**GIVEN PROBLEM:** Gather the lines from the material that contain "Lindsey".

+ + + +

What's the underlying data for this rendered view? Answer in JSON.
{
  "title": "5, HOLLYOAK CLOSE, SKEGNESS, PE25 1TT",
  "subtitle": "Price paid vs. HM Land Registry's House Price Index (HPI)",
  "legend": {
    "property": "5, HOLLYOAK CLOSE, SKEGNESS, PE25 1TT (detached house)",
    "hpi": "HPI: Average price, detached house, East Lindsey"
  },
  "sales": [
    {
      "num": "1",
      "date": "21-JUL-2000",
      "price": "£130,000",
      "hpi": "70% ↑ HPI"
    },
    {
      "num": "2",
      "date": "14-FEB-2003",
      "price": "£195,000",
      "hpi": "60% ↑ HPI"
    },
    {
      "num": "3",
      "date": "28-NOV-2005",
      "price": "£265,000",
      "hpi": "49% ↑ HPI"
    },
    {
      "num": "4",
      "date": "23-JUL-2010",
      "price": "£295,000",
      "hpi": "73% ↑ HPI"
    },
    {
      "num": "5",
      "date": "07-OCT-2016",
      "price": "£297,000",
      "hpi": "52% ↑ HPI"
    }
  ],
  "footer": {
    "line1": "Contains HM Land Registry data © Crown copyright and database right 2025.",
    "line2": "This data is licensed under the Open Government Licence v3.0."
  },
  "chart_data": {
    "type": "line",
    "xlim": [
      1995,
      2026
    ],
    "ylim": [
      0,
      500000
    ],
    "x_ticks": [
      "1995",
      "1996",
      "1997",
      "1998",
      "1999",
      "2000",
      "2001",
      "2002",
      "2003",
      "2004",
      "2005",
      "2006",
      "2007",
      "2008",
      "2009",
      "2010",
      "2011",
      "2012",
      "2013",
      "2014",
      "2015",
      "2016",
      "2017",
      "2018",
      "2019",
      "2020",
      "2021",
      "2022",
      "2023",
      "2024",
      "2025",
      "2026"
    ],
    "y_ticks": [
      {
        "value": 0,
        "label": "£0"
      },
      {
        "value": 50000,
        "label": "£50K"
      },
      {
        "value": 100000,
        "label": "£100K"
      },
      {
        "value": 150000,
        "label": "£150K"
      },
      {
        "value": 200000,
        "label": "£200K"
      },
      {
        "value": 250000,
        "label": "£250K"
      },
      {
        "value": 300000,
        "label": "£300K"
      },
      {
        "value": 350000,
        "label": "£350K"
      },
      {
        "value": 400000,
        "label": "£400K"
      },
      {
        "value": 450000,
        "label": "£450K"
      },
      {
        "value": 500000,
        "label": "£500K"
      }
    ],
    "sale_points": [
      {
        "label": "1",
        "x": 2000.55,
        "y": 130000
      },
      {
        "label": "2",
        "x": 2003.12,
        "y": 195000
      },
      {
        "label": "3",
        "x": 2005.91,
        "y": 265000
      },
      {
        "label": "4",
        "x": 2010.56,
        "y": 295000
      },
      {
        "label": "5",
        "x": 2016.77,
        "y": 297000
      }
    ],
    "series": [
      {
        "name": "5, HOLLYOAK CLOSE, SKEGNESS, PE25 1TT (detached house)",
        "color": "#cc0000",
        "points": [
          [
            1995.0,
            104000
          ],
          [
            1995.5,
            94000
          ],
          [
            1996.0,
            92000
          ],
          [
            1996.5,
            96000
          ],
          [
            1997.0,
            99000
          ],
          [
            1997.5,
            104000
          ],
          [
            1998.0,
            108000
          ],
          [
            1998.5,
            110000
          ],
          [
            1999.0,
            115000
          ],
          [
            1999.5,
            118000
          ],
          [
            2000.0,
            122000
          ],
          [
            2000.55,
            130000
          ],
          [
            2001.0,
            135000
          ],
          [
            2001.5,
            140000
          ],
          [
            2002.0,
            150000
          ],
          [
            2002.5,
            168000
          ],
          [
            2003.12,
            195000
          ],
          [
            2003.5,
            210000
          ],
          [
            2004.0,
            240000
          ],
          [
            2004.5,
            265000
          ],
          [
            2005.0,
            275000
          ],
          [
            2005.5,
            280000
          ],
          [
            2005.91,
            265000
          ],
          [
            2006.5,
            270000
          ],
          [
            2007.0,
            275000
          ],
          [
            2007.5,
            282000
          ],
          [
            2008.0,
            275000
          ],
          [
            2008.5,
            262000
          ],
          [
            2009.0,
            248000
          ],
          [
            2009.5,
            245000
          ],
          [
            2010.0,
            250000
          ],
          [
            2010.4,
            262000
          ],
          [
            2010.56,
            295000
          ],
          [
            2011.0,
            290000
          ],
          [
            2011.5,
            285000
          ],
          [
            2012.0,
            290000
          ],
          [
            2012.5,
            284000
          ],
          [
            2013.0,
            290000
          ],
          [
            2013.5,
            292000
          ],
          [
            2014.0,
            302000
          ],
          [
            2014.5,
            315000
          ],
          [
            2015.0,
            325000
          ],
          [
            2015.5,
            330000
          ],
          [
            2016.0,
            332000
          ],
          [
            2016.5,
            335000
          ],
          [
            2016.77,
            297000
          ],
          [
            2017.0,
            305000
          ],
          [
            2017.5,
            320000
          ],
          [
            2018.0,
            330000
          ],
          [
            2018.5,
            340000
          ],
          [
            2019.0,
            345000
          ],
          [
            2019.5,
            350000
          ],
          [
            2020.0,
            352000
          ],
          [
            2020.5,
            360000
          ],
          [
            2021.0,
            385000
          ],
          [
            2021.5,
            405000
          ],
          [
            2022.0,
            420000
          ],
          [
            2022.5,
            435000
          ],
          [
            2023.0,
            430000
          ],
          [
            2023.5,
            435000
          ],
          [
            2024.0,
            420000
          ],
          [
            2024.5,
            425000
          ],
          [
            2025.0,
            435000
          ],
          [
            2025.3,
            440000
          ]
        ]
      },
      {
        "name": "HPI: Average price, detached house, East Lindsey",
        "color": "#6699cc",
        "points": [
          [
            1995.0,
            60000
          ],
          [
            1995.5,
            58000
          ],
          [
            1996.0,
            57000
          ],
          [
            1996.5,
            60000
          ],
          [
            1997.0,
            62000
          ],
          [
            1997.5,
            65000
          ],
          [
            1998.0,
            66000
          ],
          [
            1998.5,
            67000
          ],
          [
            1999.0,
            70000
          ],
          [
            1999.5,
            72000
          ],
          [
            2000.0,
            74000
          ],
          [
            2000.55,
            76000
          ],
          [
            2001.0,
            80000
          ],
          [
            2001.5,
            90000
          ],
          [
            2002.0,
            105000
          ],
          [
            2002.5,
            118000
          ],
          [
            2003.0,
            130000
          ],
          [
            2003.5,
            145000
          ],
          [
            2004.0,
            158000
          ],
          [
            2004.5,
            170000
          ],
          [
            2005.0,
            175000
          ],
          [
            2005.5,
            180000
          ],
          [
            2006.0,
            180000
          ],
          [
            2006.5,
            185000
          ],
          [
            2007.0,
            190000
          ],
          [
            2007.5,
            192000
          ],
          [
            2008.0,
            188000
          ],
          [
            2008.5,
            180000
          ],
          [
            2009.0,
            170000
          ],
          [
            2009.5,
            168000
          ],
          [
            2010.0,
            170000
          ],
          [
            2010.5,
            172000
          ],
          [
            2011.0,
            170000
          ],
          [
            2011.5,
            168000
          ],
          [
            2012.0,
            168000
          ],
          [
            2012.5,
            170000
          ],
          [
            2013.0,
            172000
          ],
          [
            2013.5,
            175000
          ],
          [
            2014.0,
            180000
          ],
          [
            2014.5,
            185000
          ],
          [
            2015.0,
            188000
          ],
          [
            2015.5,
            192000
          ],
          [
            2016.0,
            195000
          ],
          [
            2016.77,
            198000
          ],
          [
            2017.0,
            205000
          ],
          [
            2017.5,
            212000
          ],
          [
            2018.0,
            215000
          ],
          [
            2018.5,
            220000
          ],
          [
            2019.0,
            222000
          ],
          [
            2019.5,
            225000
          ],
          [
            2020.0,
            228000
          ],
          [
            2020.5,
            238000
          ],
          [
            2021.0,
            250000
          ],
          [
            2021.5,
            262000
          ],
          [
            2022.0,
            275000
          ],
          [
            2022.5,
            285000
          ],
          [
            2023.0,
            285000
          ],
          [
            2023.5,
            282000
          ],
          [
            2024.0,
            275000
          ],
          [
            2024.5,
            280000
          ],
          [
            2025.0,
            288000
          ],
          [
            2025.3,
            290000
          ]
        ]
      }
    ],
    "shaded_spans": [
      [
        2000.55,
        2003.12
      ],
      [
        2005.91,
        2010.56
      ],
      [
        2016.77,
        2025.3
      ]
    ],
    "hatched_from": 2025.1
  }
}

+ + + +

**TASK ANSWER:**
    "hpi": "HPI: Average price, detached house, East Lindsey"
        "name": "HPI: Average price, detached house, East Lindsey",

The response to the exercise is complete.